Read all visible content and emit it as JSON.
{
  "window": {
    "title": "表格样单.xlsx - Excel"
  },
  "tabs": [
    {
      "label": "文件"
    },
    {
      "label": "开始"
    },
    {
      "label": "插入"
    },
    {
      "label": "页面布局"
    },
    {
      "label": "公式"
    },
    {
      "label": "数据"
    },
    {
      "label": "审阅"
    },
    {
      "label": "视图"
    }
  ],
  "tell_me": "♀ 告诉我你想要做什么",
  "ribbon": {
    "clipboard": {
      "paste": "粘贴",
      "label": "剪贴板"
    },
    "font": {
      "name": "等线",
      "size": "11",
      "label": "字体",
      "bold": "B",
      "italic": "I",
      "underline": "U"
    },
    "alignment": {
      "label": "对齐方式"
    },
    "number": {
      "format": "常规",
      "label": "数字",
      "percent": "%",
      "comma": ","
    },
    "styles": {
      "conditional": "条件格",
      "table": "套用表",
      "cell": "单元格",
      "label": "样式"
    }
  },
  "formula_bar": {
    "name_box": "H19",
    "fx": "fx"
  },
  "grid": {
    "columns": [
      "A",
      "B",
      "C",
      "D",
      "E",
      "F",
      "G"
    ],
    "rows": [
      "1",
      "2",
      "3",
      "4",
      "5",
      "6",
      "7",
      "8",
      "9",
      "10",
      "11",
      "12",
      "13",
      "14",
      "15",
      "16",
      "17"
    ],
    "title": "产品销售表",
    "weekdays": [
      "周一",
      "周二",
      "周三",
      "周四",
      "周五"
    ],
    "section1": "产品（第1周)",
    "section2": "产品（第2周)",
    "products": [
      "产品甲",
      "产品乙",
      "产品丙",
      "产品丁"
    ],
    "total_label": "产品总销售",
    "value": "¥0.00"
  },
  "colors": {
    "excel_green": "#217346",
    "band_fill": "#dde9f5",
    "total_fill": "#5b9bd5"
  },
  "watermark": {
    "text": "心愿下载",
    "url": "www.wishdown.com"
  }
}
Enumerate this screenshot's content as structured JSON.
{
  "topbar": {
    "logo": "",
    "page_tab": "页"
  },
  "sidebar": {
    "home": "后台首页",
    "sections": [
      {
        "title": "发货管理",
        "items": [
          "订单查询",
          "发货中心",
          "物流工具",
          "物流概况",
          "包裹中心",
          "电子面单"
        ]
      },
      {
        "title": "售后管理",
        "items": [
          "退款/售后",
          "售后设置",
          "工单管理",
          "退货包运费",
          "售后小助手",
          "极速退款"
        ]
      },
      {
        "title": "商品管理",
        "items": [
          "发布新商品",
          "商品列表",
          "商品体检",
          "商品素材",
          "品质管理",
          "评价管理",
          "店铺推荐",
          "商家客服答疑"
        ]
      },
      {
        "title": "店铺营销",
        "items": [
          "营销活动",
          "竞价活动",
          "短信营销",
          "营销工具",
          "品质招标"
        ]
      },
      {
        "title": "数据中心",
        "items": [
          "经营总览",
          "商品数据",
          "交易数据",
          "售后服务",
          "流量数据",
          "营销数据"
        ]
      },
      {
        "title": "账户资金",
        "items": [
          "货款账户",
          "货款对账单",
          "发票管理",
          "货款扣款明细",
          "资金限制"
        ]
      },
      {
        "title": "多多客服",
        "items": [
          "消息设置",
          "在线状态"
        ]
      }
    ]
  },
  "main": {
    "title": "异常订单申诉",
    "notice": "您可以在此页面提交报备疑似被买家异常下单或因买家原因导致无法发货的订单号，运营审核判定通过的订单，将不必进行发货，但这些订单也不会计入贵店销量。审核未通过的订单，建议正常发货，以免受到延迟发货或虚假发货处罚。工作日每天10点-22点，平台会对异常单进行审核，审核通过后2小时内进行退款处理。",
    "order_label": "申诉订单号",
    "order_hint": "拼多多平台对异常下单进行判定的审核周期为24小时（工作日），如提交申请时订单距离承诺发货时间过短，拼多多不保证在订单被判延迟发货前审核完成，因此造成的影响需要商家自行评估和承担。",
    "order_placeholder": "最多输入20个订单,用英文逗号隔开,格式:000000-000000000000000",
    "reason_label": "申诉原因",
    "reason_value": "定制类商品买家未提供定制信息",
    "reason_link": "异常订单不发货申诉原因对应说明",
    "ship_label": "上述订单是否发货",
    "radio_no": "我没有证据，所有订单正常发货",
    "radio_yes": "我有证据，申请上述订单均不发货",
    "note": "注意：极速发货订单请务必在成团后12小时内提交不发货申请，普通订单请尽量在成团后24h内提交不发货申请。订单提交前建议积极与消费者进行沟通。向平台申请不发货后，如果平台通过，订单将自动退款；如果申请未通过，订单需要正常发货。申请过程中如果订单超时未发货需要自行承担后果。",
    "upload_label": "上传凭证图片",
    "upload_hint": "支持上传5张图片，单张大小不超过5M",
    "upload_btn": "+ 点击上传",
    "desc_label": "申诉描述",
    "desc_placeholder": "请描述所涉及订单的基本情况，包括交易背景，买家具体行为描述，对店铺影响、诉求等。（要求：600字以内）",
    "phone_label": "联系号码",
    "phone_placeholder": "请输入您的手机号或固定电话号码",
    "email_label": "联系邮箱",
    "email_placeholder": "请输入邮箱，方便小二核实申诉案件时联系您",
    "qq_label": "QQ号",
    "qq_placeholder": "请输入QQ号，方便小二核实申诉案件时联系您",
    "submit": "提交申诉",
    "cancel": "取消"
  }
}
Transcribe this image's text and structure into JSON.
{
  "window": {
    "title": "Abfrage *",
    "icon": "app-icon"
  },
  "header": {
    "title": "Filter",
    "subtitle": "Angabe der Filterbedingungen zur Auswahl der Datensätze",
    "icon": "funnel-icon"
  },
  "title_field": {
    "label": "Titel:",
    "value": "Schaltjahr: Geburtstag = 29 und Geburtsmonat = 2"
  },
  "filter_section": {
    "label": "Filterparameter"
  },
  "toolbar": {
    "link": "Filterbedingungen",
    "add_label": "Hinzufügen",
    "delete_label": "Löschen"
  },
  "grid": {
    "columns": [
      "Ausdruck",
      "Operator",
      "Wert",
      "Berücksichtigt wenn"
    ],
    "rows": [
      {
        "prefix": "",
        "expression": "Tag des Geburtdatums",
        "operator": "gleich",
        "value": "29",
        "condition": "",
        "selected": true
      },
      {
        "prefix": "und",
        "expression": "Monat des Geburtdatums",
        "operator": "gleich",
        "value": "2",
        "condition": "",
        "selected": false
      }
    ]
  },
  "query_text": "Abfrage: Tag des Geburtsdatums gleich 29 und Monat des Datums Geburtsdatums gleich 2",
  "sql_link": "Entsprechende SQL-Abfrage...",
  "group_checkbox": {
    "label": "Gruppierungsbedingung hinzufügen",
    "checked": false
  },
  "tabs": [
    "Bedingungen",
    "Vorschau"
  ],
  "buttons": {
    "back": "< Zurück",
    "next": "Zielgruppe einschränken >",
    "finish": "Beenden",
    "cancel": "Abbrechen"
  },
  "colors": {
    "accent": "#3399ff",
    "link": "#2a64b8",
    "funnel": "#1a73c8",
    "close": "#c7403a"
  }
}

• WORK TO DO:
Pull out every line above that holds the word "expression".

• RESULT OF THIS EXERCISE:
        "expression": "Tag des Geburtdatums",
        "expression": "Monat des Geburtdatums",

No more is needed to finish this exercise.